-- Data records start --

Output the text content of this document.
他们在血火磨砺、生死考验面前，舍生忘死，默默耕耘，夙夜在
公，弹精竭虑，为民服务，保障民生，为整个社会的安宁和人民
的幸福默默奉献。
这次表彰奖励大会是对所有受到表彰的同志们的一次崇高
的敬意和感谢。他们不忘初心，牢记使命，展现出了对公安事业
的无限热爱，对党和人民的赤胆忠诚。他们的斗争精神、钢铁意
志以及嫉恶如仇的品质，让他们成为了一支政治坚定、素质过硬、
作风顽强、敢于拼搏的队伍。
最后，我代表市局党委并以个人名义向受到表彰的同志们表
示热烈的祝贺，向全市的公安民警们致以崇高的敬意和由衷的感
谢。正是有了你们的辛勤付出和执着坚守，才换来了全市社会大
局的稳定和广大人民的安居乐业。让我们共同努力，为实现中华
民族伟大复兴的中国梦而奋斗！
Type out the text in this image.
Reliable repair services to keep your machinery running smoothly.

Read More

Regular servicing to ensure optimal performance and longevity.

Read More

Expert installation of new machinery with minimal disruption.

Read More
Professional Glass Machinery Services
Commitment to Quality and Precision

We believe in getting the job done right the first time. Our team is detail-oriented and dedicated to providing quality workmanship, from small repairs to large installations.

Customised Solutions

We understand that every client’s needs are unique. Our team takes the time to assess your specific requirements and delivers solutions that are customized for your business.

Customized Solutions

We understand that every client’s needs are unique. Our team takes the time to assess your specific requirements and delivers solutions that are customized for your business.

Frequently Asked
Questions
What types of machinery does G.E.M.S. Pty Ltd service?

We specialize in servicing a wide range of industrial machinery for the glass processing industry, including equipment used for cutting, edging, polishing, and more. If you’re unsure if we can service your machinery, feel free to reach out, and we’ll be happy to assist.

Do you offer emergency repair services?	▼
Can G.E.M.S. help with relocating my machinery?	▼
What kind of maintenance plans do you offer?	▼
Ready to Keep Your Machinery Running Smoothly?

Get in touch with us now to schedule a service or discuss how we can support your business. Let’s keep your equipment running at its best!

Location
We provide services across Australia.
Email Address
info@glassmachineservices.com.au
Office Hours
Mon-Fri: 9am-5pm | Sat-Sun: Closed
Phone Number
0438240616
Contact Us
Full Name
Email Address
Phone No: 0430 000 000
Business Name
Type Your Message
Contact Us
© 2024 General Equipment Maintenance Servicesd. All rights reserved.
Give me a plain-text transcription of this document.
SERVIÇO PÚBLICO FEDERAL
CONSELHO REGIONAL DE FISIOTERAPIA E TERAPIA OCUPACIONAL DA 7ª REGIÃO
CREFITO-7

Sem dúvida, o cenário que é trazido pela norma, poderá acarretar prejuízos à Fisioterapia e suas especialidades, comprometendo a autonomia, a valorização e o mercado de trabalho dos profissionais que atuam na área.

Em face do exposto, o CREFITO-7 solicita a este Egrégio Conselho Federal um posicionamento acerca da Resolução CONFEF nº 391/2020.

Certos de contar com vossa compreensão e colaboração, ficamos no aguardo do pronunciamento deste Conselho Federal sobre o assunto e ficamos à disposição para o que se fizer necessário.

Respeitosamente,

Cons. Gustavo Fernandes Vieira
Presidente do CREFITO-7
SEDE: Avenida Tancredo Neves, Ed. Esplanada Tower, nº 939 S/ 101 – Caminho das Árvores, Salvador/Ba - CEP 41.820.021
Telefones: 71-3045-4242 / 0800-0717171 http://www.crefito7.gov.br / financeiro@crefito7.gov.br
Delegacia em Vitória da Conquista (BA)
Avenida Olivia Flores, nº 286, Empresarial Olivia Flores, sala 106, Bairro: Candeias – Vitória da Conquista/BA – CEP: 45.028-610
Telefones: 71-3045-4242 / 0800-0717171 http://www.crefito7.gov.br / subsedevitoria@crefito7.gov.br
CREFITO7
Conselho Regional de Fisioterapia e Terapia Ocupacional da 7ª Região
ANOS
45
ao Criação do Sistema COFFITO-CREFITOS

-- Data records end --

:: Your goal ::
Reproduce the full set of records precisely.

:: The reply ::
Output the text content of this document.
他们在血火磨砺、生死考验面前，舍生忘死，默默耕耘，夙夜在
公，弹精竭虑，为民服务，保障民生，为整个社会的安宁和人民
的幸福默默奉献。
这次表彰奖励大会是对所有受到表彰的同志们的一次崇高
的敬意和感谢。他们不忘初心，牢记使命，展现出了对公安事业
的无限热爱，对党和人民的赤胆忠诚。他们的斗争精神、钢铁意
志以及嫉恶如仇的品质，让他们成为了一支政治坚定、素质过硬、
作风顽强、敢于拼搏的队伍。
最后，我代表市局党委并以个人名义向受到表彰的同志们表
示热烈的祝贺，向全市的公安民警们致以崇高的敬意和由衷的感
谢。正是有了你们的辛勤付出和执着坚守，才换来了全市社会大
局的稳定和广大人民的安居乐业。让我们共同努力，为实现中华
民族伟大复兴的中国梦而奋斗！
Type out the text in this image.
Reliable repair services to keep your machinery running smoothly.

Read More

Regular servicing to ensure optimal performance and longevity.

Read More

Expert installation of new machinery with minimal disruption.

Read More
Professional Glass Machinery Services
Commitment to Quality and Precision

We believe in getting the job done right the first time. Our team is detail-oriented and dedicated to providing quality workmanship, from small repairs to large installations.

Customised Solutions

We understand that every client’s needs are unique. Our team takes the time to assess your specific requirements and delivers solutions that are customized for your business.

Customized Solutions

We understand that every client’s needs are unique. Our team takes the time to assess your specific requirements and delivers solutions that are customized for your business.

Frequently Asked
Questions
What types of machinery does G.E.M.S. Pty Ltd service?

We specialize in servicing a wide range of industrial machinery for the glass processing industry, including equipment used for cutting, edging, polishing, and more. If you’re unsure if we can service your machinery, feel free to reach out, and we’ll be happy to assist.

Do you offer emergency repair services?	▼
Can G.E.M.S. help with relocating my machinery?	▼
What kind of maintenance plans do you offer?	▼
Ready to Keep Your Machinery Running Smoothly?

Get in touch with us now to schedule a service or discuss how we can support your business. Let’s keep your equipment running at its best!

Location
We provide services across Australia.
Email Address
info@glassmachineservices.com.au
Office Hours
Mon-Fri: 9am-5pm | Sat-Sun: Closed
Phone Number
0438240616
Contact Us
Full Name
Email Address
Phone No: 0430 000 000
Business Name
Type Your Message
Contact Us
© 2024 General Equipment Maintenance Servicesd. All rights reserved.
Give me a plain-text transcription of this document.
SERVIÇO PÚBLICO FEDERAL
CONSELHO REGIONAL DE FISIOTERAPIA E TERAPIA OCUPACIONAL DA 7ª REGIÃO
CREFITO-7

Sem dúvida, o cenário que é trazido pela norma, poderá acarretar prejuízos à Fisioterapia e suas especialidades, comprometendo a autonomia, a valorização e o mercado de trabalho dos profissionais que atuam na área.

Em face do exposto, o CREFITO-7 solicita a este Egrégio Conselho Federal um posicionamento acerca da Resolução CONFEF nº 391/2020.

Certos de contar com vossa compreensão e colaboração, ficamos no aguardo do pronunciamento deste Conselho Federal sobre o assunto e ficamos à disposição para o que se fizer necessário.

Respeitosamente,

Cons. Gustavo Fernandes Vieira
Presidente do CREFITO-7
SEDE: Avenida Tancredo Neves, Ed. Esplanada Tower, nº 939 S/ 101 – Caminho das Árvores, Salvador/Ba - CEP 41.820.021
Telefones: 71-3045-4242 / 0800-0717171 http://www.crefito7.gov.br / financeiro@crefito7.gov.br
Delegacia em Vitória da Conquista (BA)
Avenida Olivia Flores, nº 286, Empresarial Olivia Flores, sala 106, Bairro: Candeias – Vitória da Conquista/BA – CEP: 45.028-610
Telefones: 71-3045-4242 / 0800-0717171 http://www.crefito7.gov.br / subsedevitoria@crefito7.gov.br
CREFITO7
Conselho Regional de Fisioterapia e Terapia Ocupacional da 7ª Região
ANOS
45
ao Criação do Sistema COFFITO-CREFITOS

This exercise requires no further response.